Task brief:
Return each line containing the string "mill".

───

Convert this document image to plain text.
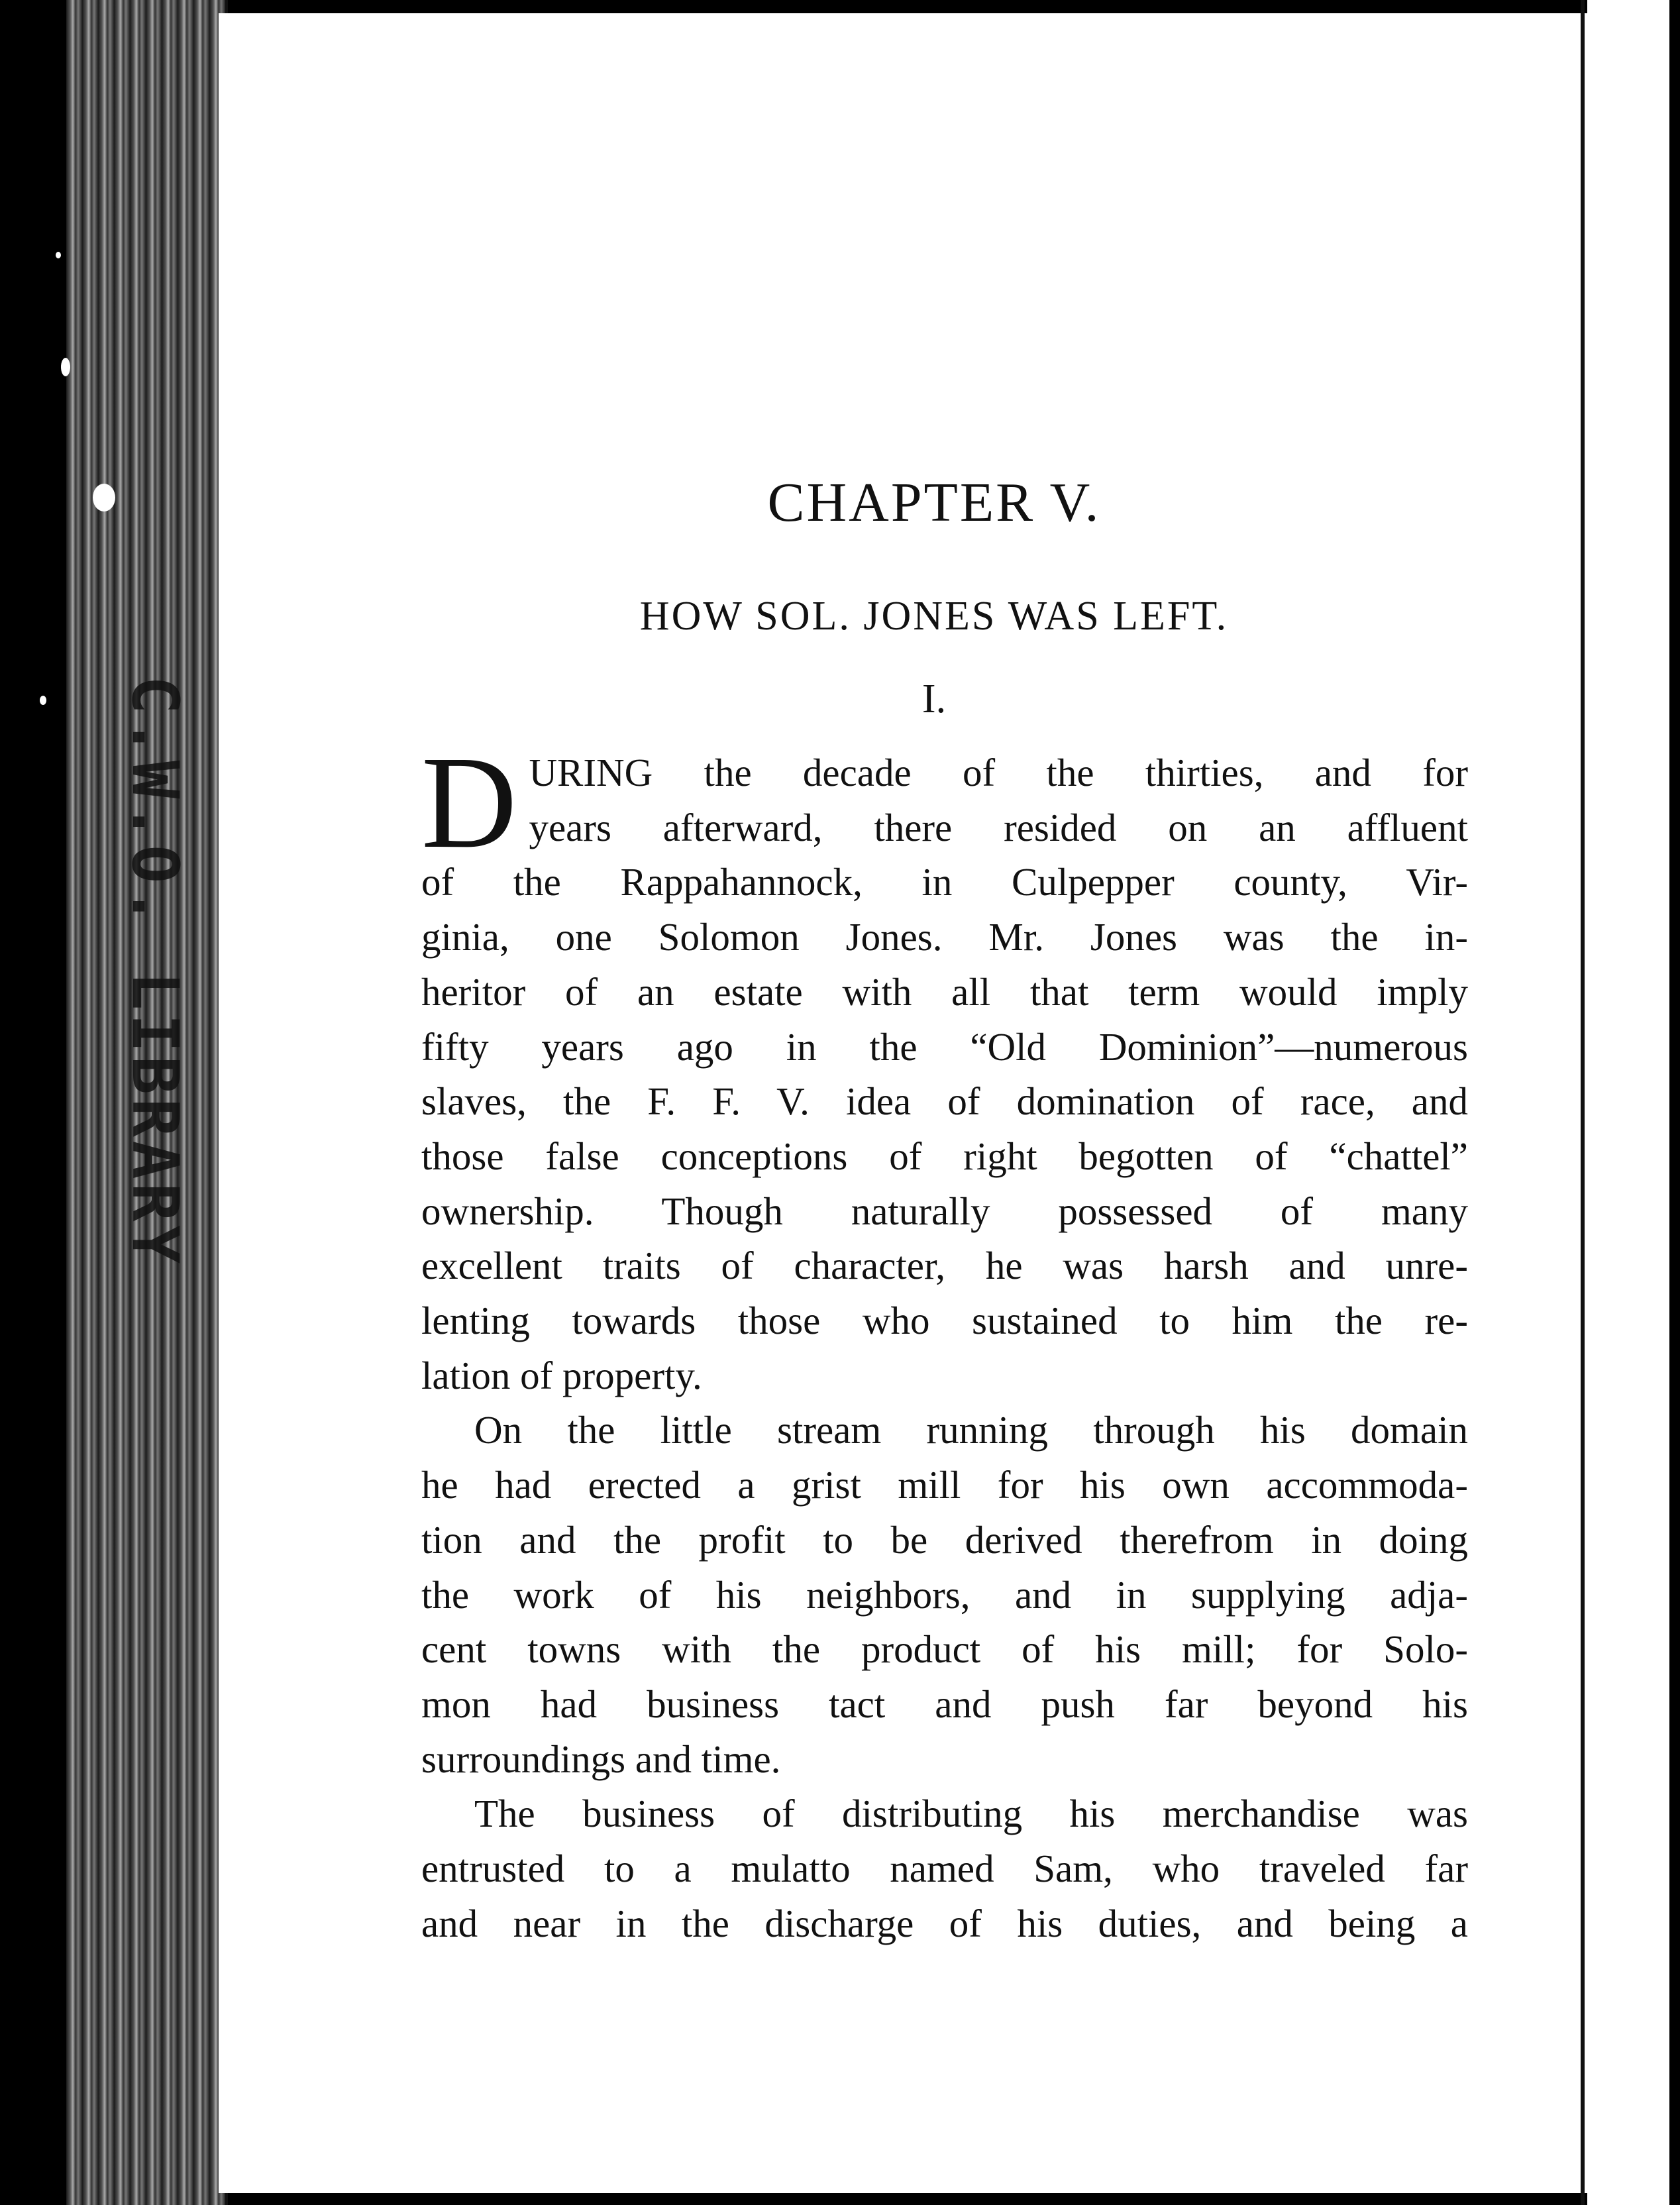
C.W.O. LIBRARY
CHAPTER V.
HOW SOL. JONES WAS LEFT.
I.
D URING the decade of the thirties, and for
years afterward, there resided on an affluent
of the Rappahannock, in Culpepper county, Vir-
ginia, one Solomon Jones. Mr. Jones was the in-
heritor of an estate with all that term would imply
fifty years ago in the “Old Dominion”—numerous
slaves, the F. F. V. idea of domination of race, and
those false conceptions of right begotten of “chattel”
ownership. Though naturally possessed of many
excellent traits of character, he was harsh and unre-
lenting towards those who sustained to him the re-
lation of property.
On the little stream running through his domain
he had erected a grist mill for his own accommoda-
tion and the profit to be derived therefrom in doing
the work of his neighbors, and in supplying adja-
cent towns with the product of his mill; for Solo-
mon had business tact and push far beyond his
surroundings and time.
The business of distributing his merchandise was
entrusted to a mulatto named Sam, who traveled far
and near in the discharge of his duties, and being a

───

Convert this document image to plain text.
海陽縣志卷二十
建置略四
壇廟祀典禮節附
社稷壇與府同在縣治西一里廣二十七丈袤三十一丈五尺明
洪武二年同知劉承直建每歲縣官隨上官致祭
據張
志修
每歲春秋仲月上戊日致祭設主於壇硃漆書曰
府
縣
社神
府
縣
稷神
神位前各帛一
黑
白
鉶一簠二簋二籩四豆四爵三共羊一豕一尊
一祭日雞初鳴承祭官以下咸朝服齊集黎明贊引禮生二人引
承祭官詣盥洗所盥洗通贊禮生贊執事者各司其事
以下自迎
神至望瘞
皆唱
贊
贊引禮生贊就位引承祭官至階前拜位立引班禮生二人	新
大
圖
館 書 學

───

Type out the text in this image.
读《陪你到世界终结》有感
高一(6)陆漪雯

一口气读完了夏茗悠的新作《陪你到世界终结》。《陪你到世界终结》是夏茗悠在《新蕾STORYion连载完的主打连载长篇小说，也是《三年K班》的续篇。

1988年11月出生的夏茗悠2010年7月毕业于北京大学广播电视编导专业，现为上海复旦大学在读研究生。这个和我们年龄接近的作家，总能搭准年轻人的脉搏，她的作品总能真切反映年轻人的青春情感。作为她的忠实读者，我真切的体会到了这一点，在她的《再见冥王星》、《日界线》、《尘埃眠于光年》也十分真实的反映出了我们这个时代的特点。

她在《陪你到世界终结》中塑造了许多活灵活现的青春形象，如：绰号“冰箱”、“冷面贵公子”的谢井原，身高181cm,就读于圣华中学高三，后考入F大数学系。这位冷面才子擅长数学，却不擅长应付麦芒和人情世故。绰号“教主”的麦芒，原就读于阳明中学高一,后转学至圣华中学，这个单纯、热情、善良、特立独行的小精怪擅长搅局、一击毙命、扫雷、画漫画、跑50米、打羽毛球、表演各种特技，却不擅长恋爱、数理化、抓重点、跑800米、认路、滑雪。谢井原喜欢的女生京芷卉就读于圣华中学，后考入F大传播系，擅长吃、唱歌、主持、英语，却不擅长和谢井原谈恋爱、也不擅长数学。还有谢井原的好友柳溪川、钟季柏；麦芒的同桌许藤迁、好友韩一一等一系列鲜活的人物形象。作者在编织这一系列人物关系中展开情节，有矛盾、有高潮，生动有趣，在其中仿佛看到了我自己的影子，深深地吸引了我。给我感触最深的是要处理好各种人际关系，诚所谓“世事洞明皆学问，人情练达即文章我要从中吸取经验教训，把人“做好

───

Answer for the task:
he had erected a grist mill for his own accommoda-
cent towns with the product of his mill; for Solo-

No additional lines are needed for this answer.